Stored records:
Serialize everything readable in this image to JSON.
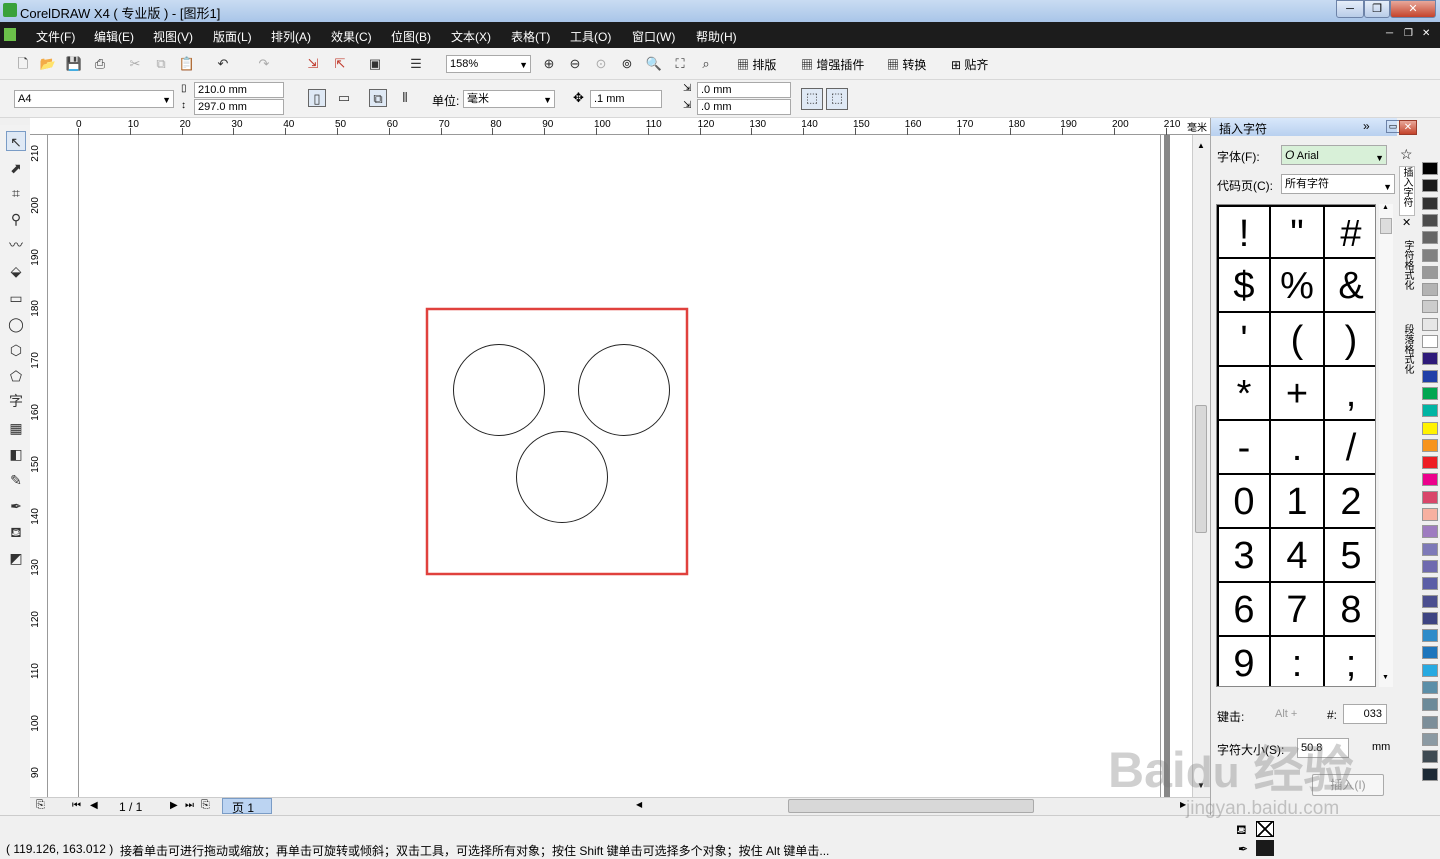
{
  "window": {
    "title": "CorelDRAW X4 ( 专业版 ) - [图形1]"
  },
  "menu": [
    "文件(F)",
    "编辑(E)",
    "视图(V)",
    "版面(L)",
    "排列(A)",
    "效果(C)",
    "位图(B)",
    "文本(X)",
    "表格(T)",
    "工具(O)",
    "窗口(W)",
    "帮助(H)"
  ],
  "toolbar1": {
    "zoom": "158%",
    "buttons": [
      "排版",
      "增强插件",
      "转换",
      "贴齐"
    ]
  },
  "toolbar2": {
    "page_size": "A4",
    "width": "210.0 mm",
    "height": "297.0 mm",
    "unit_label": "单位:",
    "unit": "毫米",
    "nudge": ".1 mm",
    "dup_x": ".0 mm",
    "dup_y": ".0 mm"
  },
  "ruler_top": [
    "0",
    "10",
    "20",
    "30",
    "40",
    "50",
    "60",
    "70",
    "80",
    "90",
    "100",
    "110",
    "120",
    "130",
    "140",
    "150",
    "160",
    "170",
    "180",
    "190",
    "200",
    "210",
    "毫米"
  ],
  "ruler_left": [
    "210",
    "200",
    "190",
    "180",
    "170",
    "160",
    "150",
    "140",
    "130",
    "120",
    "110",
    "100",
    "90"
  ],
  "pager": {
    "count": "1 / 1",
    "tab": "页 1"
  },
  "status": {
    "coords": "( 119.126, 163.012 )",
    "message": "接着单击可进行拖动或缩放；再单击可旋转或倾斜；双击工具，可选择所有对象；按住 Shift 键单击可选择多个对象；按住 Alt 键单击..."
  },
  "docker": {
    "title": "插入字符",
    "font_label": "字体(F):",
    "font_value": "Arial",
    "codepage_label": "代码页(C):",
    "codepage_value": "所有字符",
    "chars": [
      "!",
      "\"",
      "#",
      "$",
      "%",
      "&",
      "'",
      "(",
      ")",
      "*",
      "+",
      ",",
      "-",
      ".",
      "/",
      "0",
      "1",
      "2",
      "3",
      "4",
      "5",
      "6",
      "7",
      "8",
      "9",
      ":",
      ";"
    ],
    "keystroke_label": "键击:",
    "alt_label": "Alt +",
    "hash_label": "#:",
    "hash_value": "033",
    "size_label": "字符大小(S):",
    "size_value": "50.8",
    "size_unit": "mm",
    "insert_button": "插入(I)",
    "side_tabs": [
      "插入字符",
      "字符格式化",
      "段落格式化"
    ]
  },
  "watermark": {
    "logo": "Baidu 经验",
    "url": "jingyan.baidu.com"
  },
  "palette_colors": [
    "#000000",
    "#1a1a1a",
    "#333333",
    "#4d4d4d",
    "#666666",
    "#808080",
    "#999999",
    "#b3b3b3",
    "#cccccc",
    "#e6e6e6",
    "#ffffff",
    "#2e1a7a",
    "#1f3fa8",
    "#00a650",
    "#00b5a3",
    "#fff200",
    "#f7941d",
    "#ed1c24",
    "#ec008c",
    "#d9456a",
    "#f7b0a0",
    "#9e7cc0",
    "#7d79b8",
    "#6f6aaf",
    "#5b5ea6",
    "#4b4f8f",
    "#3d4482",
    "#2e8bc9",
    "#1c75bc",
    "#27aae1",
    "#5b8fa8",
    "#6c8a99",
    "#7c8e99",
    "#8b9aa3",
    "#3e4a52",
    "#1c2a36"
  ]
}
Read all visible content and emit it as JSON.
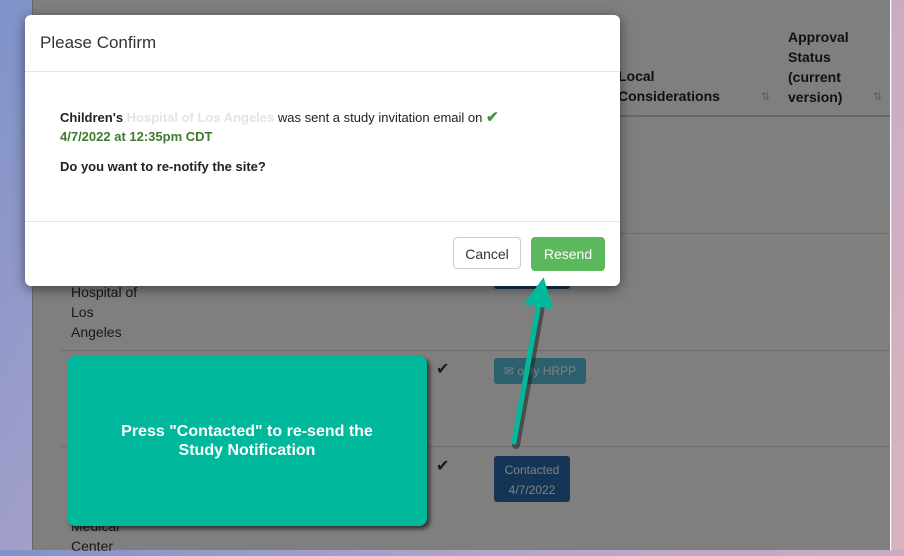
{
  "table": {
    "headers": {
      "local_considerations_line1": "Local",
      "local_considerations_line2": "Considerations",
      "approval_status_line1": "Approval",
      "approval_status_line2": "Status",
      "approval_status_line3": "(current",
      "approval_status_line4": "version)"
    },
    "rows": [
      {
        "site_lines": [
          "Hospital of",
          "Los",
          "Angeles"
        ],
        "action_label": ""
      },
      {
        "site_lines": [],
        "action_label": "otify HRPP"
      },
      {
        "site_lines": [
          "Medical",
          "Center"
        ],
        "action_line1": "Contacted",
        "action_line2": "4/7/2022"
      }
    ]
  },
  "modal": {
    "title": "Please Confirm",
    "site_name_visible": "Children's",
    "site_name_obscured": "Hospital of Los Angeles",
    "message": "was sent a study invitation email on",
    "sent_datetime": "4/7/2022 at 12:35pm CDT",
    "question": "Do you want to re-notify the site?",
    "cancel_label": "Cancel",
    "resend_label": "Resend"
  },
  "callout": {
    "line1": "Press \"Contacted\" to re-send the",
    "line2": "Study Notification"
  },
  "colors": {
    "resend": "#5cb85c",
    "callout": "#00b89c",
    "contacted": "#2a6aad",
    "notify": "#5bc0de"
  }
}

> _Short task_: Copy all the entries word for word. Omit any pictures.

> _Task response_:
Serialize everything readable in this image to JSON.
{
  "window": {
    "title": "CorelDRAW X4 ( 专业版 ) - [图形1]"
  },
  "menu": [
    "文件(F)",
    "编辑(E)",
    "视图(V)",
    "版面(L)",
    "排列(A)",
    "效果(C)",
    "位图(B)",
    "文本(X)",
    "表格(T)",
    "工具(O)",
    "窗口(W)",
    "帮助(H)"
  ],
  "toolbar1": {
    "zoom": "158%",
    "buttons": [
      "排版",
      "增强插件",
      "转换",
      "贴齐"
    ]
  },
  "toolbar2": {
    "page_size": "A4",
    "width": "210.0 mm",
    "height": "297.0 mm",
    "unit_label": "单位:",
    "unit": "毫米",
    "nudge": ".1 mm",
    "dup_x": ".0 mm",
    "dup_y": ".0 mm"
  },
  "ruler_top": [
    "0",
    "10",
    "20",
    "30",
    "40",
    "50",
    "60",
    "70",
    "80",
    "90",
    "100",
    "110",
    "120",
    "130",
    "140",
    "150",
    "160",
    "170",
    "180",
    "190",
    "200",
    "210",
    "毫米"
  ],
  "ruler_left": [
    "210",
    "200",
    "190",
    "180",
    "170",
    "160",
    "150",
    "140",
    "130",
    "120",
    "110",
    "100",
    "90"
  ],
  "pager": {
    "count": "1 / 1",
    "tab": "页 1"
  },
  "status": {
    "coords": "( 119.126, 163.012 )",
    "message": "接着单击可进行拖动或缩放；再单击可旋转或倾斜；双击工具，可选择所有对象；按住 Shift 键单击可选择多个对象；按住 Alt 键单击..."
  },
  "docker": {
    "title": "插入字符",
    "font_label": "字体(F):",
    "font_value": "Arial",
    "codepage_label": "代码页(C):",
    "codepage_value": "所有字符",
    "chars": [
      "!",
      "\"",
      "#",
      "$",
      "%",
      "&",
      "'",
      "(",
      ")",
      "*",
      "+",
      ",",
      "-",
      ".",
      "/",
      "0",
      "1",
      "2",
      "3",
      "4",
      "5",
      "6",
      "7",
      "8",
      "9",
      ":",
      ";"
    ],
    "keystroke_label": "键击:",
    "alt_label": "Alt +",
    "hash_label": "#:",
    "hash_value": "033",
    "size_label": "字符大小(S):",
    "size_value": "50.8",
    "size_unit": "mm",
    "insert_button": "插入(I)",
    "side_tabs": [
      "插入字符",
      "字符格式化",
      "段落格式化"
    ]
  },
  "watermark": {
    "logo": "Baidu 经验",
    "url": "jingyan.baidu.com"
  },
  "palette_colors": [
    "#000000",
    "#1a1a1a",
    "#333333",
    "#4d4d4d",
    "#666666",
    "#808080",
    "#999999",
    "#b3b3b3",
    "#cccccc",
    "#e6e6e6",
    "#ffffff",
    "#2e1a7a",
    "#1f3fa8",
    "#00a650",
    "#00b5a3",
    "#fff200",
    "#f7941d",
    "#ed1c24",
    "#ec008c",
    "#d9456a",
    "#f7b0a0",
    "#9e7cc0",
    "#7d79b8",
    "#6f6aaf",
    "#5b5ea6",
    "#4b4f8f",
    "#3d4482",
    "#2e8bc9",
    "#1c75bc",
    "#27aae1",
    "#5b8fa8",
    "#6c8a99",
    "#7c8e99",
    "#8b9aa3",
    "#3e4a52",
    "#1c2a36"
  ]
}
Read all visible content and emit it as JSON.
{
  "table": {
    "headers": {
      "local_considerations_line1": "Local",
      "local_considerations_line2": "Considerations",
      "approval_status_line1": "Approval",
      "approval_status_line2": "Status",
      "approval_status_line3": "(current",
      "approval_status_line4": "version)"
    },
    "rows": [
      {
        "site_lines": [
          "Hospital of",
          "Los",
          "Angeles"
        ],
        "action_label": ""
      },
      {
        "site_lines": [],
        "action_label": "otify HRPP"
      },
      {
        "site_lines": [
          "Medical",
          "Center"
        ],
        "action_line1": "Contacted",
        "action_line2": "4/7/2022"
      }
    ]
  },
  "modal": {
    "title": "Please Confirm",
    "site_name_visible": "Children's",
    "site_name_obscured": "Hospital of Los Angeles",
    "message": "was sent a study invitation email on",
    "sent_datetime": "4/7/2022 at 12:35pm CDT",
    "question": "Do you want to re-notify the site?",
    "cancel_label": "Cancel",
    "resend_label": "Resend"
  },
  "callout": {
    "line1": "Press \"Contacted\" to re-send the",
    "line2": "Study Notification"
  },
  "colors": {
    "resend": "#5cb85c",
    "callout": "#00b89c",
    "contacted": "#2a6aad",
    "notify": "#5bc0de"
  }
}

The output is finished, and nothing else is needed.